- _LISTED RECORDS_:
──────────────────────────────

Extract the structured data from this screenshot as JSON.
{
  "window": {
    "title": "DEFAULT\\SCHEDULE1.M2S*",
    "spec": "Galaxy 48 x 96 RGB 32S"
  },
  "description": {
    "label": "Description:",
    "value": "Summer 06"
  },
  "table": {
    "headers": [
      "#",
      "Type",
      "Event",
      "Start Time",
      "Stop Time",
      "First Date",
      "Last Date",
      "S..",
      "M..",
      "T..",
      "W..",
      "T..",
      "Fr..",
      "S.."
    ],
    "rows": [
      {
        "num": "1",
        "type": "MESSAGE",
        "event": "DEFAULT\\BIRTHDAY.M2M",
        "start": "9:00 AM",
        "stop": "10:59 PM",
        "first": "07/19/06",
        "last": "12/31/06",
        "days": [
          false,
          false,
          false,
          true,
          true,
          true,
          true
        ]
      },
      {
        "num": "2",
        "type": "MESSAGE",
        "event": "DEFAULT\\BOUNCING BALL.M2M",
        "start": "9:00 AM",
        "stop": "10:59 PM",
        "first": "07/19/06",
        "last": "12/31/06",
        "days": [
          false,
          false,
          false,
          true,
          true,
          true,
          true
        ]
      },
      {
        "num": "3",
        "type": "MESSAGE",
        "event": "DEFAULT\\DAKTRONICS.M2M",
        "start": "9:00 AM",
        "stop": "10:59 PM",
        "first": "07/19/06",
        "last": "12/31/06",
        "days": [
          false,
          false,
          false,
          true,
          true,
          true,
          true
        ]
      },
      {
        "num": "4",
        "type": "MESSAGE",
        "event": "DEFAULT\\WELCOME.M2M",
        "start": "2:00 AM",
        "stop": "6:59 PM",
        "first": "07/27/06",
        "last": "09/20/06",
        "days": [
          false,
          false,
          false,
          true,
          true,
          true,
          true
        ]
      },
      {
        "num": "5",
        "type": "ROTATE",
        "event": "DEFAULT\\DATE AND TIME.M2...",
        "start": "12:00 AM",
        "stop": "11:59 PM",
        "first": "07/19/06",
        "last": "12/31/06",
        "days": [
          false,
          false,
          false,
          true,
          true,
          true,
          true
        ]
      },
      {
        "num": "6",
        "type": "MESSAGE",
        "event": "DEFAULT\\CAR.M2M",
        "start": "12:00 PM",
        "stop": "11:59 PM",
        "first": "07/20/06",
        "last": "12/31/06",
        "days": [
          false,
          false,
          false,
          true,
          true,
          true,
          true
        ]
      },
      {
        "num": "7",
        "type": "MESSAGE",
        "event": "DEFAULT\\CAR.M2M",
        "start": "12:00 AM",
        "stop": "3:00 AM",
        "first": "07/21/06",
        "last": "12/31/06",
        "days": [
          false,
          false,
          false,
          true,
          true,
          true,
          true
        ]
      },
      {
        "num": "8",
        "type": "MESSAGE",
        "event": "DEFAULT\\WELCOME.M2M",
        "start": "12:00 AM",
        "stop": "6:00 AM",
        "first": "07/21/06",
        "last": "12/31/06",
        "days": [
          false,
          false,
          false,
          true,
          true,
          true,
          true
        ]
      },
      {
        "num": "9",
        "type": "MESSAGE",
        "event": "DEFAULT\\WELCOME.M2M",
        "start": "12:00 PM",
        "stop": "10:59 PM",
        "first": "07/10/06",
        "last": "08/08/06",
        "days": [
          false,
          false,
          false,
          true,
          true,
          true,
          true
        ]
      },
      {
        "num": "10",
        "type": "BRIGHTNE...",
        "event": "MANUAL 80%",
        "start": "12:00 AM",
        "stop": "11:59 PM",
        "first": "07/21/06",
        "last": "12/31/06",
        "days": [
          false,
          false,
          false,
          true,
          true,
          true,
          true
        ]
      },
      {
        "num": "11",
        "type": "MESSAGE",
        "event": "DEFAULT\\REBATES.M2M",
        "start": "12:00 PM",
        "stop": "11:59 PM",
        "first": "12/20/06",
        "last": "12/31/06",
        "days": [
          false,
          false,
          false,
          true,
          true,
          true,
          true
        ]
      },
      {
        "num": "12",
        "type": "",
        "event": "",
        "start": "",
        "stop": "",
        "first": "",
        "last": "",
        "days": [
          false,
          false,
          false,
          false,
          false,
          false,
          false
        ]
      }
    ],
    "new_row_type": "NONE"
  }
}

──────────────────────────────

- _EXERCISE_: Copy out the full set of records precisely, leaving nothing out.

- _SOLUTION_:
Extract the structured data from this screenshot as JSON.
{
  "window": {
    "title": "DEFAULT\\SCHEDULE1.M2S*",
    "spec": "Galaxy 48 x 96 RGB 32S"
  },
  "description": {
    "label": "Description:",
    "value": "Summer 06"
  },
  "table": {
    "headers": [
      "#",
      "Type",
      "Event",
      "Start Time",
      "Stop Time",
      "First Date",
      "Last Date",
      "S..",
      "M..",
      "T..",
      "W..",
      "T..",
      "Fr..",
      "S.."
    ],
    "rows": [
      {
        "num": "1",
        "type": "MESSAGE",
        "event": "DEFAULT\\BIRTHDAY.M2M",
        "start": "9:00 AM",
        "stop": "10:59 PM",
        "first": "07/19/06",
        "last": "12/31/06",
        "days": [
          false,
          false,
          false,
          true,
          true,
          true,
          true
        ]
      },
      {
        "num": "2",
        "type": "MESSAGE",
        "event": "DEFAULT\\BOUNCING BALL.M2M",
        "start": "9:00 AM",
        "stop": "10:59 PM",
        "first": "07/19/06",
        "last": "12/31/06",
        "days": [
          false,
          false,
          false,
          true,
          true,
          true,
          true
        ]
      },
      {
        "num": "3",
        "type": "MESSAGE",
        "event": "DEFAULT\\DAKTRONICS.M2M",
        "start": "9:00 AM",
        "stop": "10:59 PM",
        "first": "07/19/06",
        "last": "12/31/06",
        "days": [
          false,
          false,
          false,
          true,
          true,
          true,
          true
        ]
      },
      {
        "num": "4",
        "type": "MESSAGE",
        "event": "DEFAULT\\WELCOME.M2M",
        "start": "2:00 AM",
        "stop": "6:59 PM",
        "first": "07/27/06",
        "last": "09/20/06",
        "days": [
          false,
          false,
          false,
          true,
          true,
          true,
          true
        ]
      },
      {
        "num": "5",
        "type": "ROTATE",
        "event": "DEFAULT\\DATE AND TIME.M2...",
        "start": "12:00 AM",
        "stop": "11:59 PM",
        "first": "07/19/06",
        "last": "12/31/06",
        "days": [
          false,
          false,
          false,
          true,
          true,
          true,
          true
        ]
      },
      {
        "num": "6",
        "type": "MESSAGE",
        "event": "DEFAULT\\CAR.M2M",
        "start": "12:00 PM",
        "stop": "11:59 PM",
        "first": "07/20/06",
        "last": "12/31/06",
        "days": [
          false,
          false,
          false,
          true,
          true,
          true,
          true
        ]
      },
      {
        "num": "7",
        "type": "MESSAGE",
        "event": "DEFAULT\\CAR.M2M",
        "start": "12:00 AM",
        "stop": "3:00 AM",
        "first": "07/21/06",
        "last": "12/31/06",
        "days": [
          false,
          false,
          false,
          true,
          true,
          true,
          true
        ]
      },
      {
        "num": "8",
        "type": "MESSAGE",
        "event": "DEFAULT\\WELCOME.M2M",
        "start": "12:00 AM",
        "stop": "6:00 AM",
        "first": "07/21/06",
        "last": "12/31/06",
        "days": [
          false,
          false,
          false,
          true,
          true,
          true,
          true
        ]
      },
      {
        "num": "9",
        "type": "MESSAGE",
        "event": "DEFAULT\\WELCOME.M2M",
        "start": "12:00 PM",
        "stop": "10:59 PM",
        "first": "07/10/06",
        "last": "08/08/06",
        "days": [
          false,
          false,
          false,
          true,
          true,
          true,
          true
        ]
      },
      {
        "num": "10",
        "type": "BRIGHTNE...",
        "event": "MANUAL 80%",
        "start": "12:00 AM",
        "stop": "11:59 PM",
        "first": "07/21/06",
        "last": "12/31/06",
        "days": [
          false,
          false,
          false,
          true,
          true,
          true,
          true
        ]
      },
      {
        "num": "11",
        "type": "MESSAGE",
        "event": "DEFAULT\\REBATES.M2M",
        "start": "12:00 PM",
        "stop": "11:59 PM",
        "first": "12/20/06",
        "last": "12/31/06",
        "days": [
          false,
          false,
          false,
          true,
          true,
          true,
          true
        ]
      },
      {
        "num": "12",
        "type": "",
        "event": "",
        "start": "",
        "stop": "",
        "first": "",
        "last": "",
        "days": [
          false,
          false,
          false,
          false,
          false,
          false,
          false
        ]
      }
    ],
    "new_row_type": "NONE"
  }
}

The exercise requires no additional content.